# WHAT THIS TASK INVOLVES
Turn the records, from the first line through the line containing "results-tab[interactable]: RESULTS bbox=[420, 474, 481, 501]", into a Markdown table with the columns "No." and "Entry". Number each row and leave out blank lines.

[Data taken from a collection]
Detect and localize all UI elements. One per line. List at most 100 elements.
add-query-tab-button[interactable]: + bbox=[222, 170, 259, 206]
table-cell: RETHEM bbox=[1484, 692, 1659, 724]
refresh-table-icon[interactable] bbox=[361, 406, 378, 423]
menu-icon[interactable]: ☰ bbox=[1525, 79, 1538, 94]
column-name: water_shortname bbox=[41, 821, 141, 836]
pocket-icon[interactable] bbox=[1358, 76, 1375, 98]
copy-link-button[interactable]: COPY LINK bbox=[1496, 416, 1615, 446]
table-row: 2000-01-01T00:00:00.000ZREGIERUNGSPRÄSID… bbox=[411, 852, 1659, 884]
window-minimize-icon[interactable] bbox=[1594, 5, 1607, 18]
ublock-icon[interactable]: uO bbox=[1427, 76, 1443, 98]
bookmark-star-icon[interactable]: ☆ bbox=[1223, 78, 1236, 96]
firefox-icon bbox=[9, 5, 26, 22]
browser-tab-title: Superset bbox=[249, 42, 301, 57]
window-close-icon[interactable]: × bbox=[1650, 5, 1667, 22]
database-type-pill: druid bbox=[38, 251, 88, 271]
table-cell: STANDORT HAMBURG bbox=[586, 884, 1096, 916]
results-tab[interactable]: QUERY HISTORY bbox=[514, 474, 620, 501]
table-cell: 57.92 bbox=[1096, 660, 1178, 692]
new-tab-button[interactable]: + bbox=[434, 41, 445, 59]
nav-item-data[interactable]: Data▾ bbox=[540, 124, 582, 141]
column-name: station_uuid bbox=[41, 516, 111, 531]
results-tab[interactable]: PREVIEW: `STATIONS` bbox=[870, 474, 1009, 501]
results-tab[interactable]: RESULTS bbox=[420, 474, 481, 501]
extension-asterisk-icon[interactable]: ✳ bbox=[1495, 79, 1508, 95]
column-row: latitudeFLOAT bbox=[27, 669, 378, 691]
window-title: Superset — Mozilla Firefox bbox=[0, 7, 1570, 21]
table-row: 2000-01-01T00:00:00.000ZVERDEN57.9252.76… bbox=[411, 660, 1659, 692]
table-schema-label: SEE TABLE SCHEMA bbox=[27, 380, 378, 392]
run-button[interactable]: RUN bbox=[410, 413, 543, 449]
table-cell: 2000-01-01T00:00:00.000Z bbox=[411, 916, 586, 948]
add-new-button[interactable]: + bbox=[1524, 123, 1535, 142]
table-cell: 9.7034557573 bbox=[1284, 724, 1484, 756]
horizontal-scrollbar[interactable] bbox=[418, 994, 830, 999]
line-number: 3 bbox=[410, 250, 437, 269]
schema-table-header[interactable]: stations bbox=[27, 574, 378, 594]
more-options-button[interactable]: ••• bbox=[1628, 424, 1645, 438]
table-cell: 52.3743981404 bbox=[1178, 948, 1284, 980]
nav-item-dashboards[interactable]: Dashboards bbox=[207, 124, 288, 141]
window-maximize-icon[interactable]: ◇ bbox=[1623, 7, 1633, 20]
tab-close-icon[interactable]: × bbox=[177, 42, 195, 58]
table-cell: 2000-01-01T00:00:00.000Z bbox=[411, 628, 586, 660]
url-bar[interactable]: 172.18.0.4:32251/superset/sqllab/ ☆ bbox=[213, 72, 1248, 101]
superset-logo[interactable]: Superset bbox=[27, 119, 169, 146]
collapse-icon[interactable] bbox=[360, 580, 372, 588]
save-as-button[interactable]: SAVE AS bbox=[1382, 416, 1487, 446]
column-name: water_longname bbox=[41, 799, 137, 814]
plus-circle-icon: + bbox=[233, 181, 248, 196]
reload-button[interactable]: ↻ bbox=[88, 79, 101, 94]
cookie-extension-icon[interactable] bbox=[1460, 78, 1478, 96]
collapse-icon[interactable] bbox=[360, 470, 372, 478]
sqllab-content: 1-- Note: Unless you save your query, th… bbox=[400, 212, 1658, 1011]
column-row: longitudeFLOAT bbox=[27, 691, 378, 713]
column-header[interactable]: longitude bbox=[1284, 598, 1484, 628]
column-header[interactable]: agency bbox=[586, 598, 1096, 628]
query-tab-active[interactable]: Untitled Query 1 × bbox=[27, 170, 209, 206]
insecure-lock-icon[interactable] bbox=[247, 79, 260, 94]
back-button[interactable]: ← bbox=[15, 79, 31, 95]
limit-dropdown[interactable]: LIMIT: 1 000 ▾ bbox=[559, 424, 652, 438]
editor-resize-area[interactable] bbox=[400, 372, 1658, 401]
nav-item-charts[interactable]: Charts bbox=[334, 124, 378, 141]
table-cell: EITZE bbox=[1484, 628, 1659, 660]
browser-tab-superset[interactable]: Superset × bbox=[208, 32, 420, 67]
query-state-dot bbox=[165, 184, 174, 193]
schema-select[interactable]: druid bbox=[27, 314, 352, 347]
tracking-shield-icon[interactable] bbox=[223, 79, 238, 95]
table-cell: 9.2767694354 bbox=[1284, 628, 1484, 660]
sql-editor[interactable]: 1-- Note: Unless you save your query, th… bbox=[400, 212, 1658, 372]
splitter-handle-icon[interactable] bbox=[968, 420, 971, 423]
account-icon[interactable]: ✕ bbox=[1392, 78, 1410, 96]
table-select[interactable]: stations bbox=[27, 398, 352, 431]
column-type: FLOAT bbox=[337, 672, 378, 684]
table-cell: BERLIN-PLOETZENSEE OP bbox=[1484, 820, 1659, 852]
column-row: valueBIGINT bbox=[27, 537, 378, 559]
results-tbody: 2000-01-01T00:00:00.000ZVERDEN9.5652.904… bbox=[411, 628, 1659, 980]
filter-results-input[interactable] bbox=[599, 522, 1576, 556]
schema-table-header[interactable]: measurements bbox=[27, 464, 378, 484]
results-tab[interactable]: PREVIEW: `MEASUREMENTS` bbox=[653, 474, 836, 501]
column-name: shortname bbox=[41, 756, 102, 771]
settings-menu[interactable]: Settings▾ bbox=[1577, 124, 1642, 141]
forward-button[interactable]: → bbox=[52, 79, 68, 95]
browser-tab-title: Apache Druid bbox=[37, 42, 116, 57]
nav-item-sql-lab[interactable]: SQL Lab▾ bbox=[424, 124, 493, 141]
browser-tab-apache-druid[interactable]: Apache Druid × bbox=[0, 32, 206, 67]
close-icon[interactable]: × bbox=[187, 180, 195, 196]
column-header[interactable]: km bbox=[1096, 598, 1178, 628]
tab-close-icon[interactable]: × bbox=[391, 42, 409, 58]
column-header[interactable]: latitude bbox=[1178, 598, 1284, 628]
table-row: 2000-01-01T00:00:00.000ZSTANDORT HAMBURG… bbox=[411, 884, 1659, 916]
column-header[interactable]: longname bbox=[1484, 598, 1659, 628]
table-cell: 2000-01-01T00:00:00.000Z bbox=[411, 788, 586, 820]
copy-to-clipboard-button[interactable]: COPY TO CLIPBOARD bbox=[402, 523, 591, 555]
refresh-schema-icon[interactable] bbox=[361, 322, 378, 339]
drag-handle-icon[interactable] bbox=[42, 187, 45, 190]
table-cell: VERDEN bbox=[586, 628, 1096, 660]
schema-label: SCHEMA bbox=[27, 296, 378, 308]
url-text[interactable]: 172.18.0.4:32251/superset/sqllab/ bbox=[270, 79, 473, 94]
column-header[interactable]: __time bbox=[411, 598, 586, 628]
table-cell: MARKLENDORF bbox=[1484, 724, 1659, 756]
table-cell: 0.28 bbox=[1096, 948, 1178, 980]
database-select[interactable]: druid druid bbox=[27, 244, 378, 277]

# SOLUTION TO THIS EXERCISE
| No. | Entry |
|---|---|
| 1 | Detect and localize all UI elements. One per line. List at most 100 elements. |
| 2 | add-query-tab-button[interactable]: + bbox=[222, 170, 259, 206] |
| 3 | table-cell: RETHEM bbox=[1484, 692, 1659, 724] |
| 4 | refresh-table-icon[interactable] bbox=[361, 406, 378, 423] |
| 5 | menu-icon[interactable]: ☰ bbox=[1525, 79, 1538, 94] |
| 6 | column-name: water_shortname bbox=[41, 821, 141, 836] |
| 7 | pocket-icon[interactable] bbox=[1358, 76, 1375, 98] |
| 8 | copy-link-button[interactable]: COPY LINK bbox=[1496, 416, 1615, 446] |
| 9 | table-row: 2000-01-01T00:00:00.000ZREGIERUNGSPRÄSID… bbox=[411, 852, 1659, 884] |
| 10 | window-minimize-icon[interactable] bbox=[1594, 5, 1607, 18] |
| 11 | ublock-icon[interactable]: uO bbox=[1427, 76, 1443, 98] |
| 12 | bookmark-star-icon[interactable]: ☆ bbox=[1223, 78, 1236, 96] |
| 13 | firefox-icon bbox=[9, 5, 26, 22] |
| 14 | browser-tab-title: Superset bbox=[249, 42, 301, 57] |
| 15 | window-close-icon[interactable]: × bbox=[1650, 5, 1667, 22] |
| 16 | database-type-pill: druid bbox=[38, 251, 88, 271] |
| 17 | table-cell: STANDORT HAMBURG bbox=[586, 884, 1096, 916] |
| 18 | results-tab[interactable]: QUERY HISTORY bbox=[514, 474, 620, 501] |
| 19 | table-cell: 57.92 bbox=[1096, 660, 1178, 692] |
| 20 | new-tab-button[interactable]: + bbox=[434, 41, 445, 59] |
| 21 | nav-item-data[interactable]: Data▾ bbox=[540, 124, 582, 141] |
| 22 | column-name: station_uuid bbox=[41, 516, 111, 531] |
| 23 | results-tab[interactable]: PREVIEW: `STATIONS` bbox=[870, 474, 1009, 501] |
| 24 | results-tab[interactable]: RESULTS bbox=[420, 474, 481, 501] |